**Required work**:
Gather all lines in the data that hold the string "text".

--- Start of Dataset ---

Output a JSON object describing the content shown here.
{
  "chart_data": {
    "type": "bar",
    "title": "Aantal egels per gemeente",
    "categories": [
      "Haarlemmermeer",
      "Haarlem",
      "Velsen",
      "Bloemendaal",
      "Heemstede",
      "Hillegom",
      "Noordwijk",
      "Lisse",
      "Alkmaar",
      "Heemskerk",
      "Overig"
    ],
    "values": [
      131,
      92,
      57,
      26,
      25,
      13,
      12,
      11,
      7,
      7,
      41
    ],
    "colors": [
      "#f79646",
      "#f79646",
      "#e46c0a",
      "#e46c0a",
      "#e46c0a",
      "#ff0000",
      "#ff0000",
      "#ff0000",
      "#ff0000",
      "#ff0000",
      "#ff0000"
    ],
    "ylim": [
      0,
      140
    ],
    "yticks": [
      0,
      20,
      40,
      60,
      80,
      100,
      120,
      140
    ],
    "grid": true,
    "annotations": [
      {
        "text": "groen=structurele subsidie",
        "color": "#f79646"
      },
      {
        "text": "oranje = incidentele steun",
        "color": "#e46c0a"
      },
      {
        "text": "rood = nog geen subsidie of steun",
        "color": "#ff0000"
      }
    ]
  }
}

--- End of Dataset ---

**Complete output**:
        "text": "groen=structurele subsidie",
        "text": "oranje = incidentele steun",
        "text": "rood = nog geen subsidie of steun",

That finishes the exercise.